**SOURCE:**
"""
When describing the process they used to create the database, Schulte said they didn’t really know how people other than them would search for things.
“One thing I wasn’t expecting — or didn’t know how to think about — was how people other than us would search for things. We started from an almost encyclopedic memory of Simpsons quotes, which is kind of the basic unit of thinking about The Simpsons for us. From seeing search queries, that’s not exactly common: many people seem to search for a description of the scene rather than just what is being said out loud.”
The Simpsons is certainly still a popular show and now, according to Campaign, The Simpsons have finally achieved branded stores in China. The show only started airing in China in 2014, and FCP president Jeffrey Godsick expects The Simpsons to do well in China.
“We have very high expectations for The Simpsons in China. They are pop culture icons that represent the American family, and early indications show real excitement and anticipation from the Chinese audience.”
With that much popularity and 26 years under its belt, it is interesting to look back on The Simpsons in the early years. People took a look at what critics were saying about The Simpsons back in 1990, when it first premiered.
David Hiltbrand, writing for People, called The Simpsons a “subversive beast” and likened Groening’s style to R. Crumb.
“Groening’s style clearly owes more to underground cartoonist R. Crumb than it does to Hanna-Barbera.”
Richard Zoglin writing for Time said The Simpsons were witty and off-putting.
“The Simpsons has a good deal of savvy wit,… strangely off-putting most of the time… The drawings are grotesque without redeeming style or charm (characters have big beady eyes, beaklike noses and spiky hair) and the animation is crude even by TV’s low-grade standards.”
Later on, Joe Rhodes of Entertainment Weekly wrote about The Simpsons.
“In just a few months, The Simpsons has become the shining star in Fox’s lineup, a regular entry in the Nielsen top 15 despite the fact that at its heart this is guerrilla TV, a wicked satire masquerading as a prime-time cartoon. Homer Simpson, [is] the leading candidate to replace Ronald Reagan as America’s most befuddled father figure.”
The New York Times gave the show relatively high praise.
“There is, admittedly, a fine line between being hilariously perceptive and just plain, even objectionably, silly. While habitually teetering on that line, The Simpsons has shown a remarkable ability to come down on the right side most of the time.”
It is amazing how far The Simpsons have come over the decades.
"""
**GIVEN MATERIAL:**
"""
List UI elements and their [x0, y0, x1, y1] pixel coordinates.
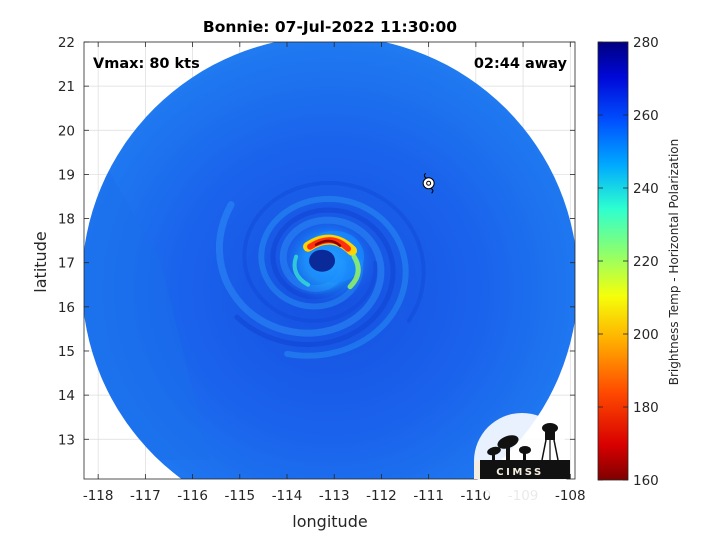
"""
**EXERCISES:**
A. According to the text on The Simpsons, in what year did the show start airing in China?
B. Transcribe the text on The Simpsons from "David Hiltbrand, writing" to "about The Simpsons.".
C. Condense the paragraph of the text on The Simpsons that begins "The Simpsons is certainly still a popular show" into a single shorter sentence that keeps its main facts.

**TASK-BY-TASK OUTPUTS:**
A. 2014

B.
David Hiltbrand, writing for People, called The Simpsons a “subversive beast” and likened Groening’s style to R. Crumb.
“Groening’s style clearly owes more to underground cartoonist R. Crumb than it does to Hanna-Barbera.”
Richard Zoglin writing for Time said The Simpsons were witty and off-putting.
“The Simpsons has a good deal of savvy wit,… strangely off-putting most of the time… The drawings are grotesque without redeeming style or charm (characters have big beady eyes, beaklike noses and spiky hair) and the animation is crude even by TV’s low-grade standards.”
Later on, Joe Rhodes of Entertainment Weekly wrote about The Simpsons.

C. The Simpsons remains popular and, according to Campaign, now has branded stores in China, where it only began airing in 2014 and where FCP president Jeffrey Godsick expects it to do well.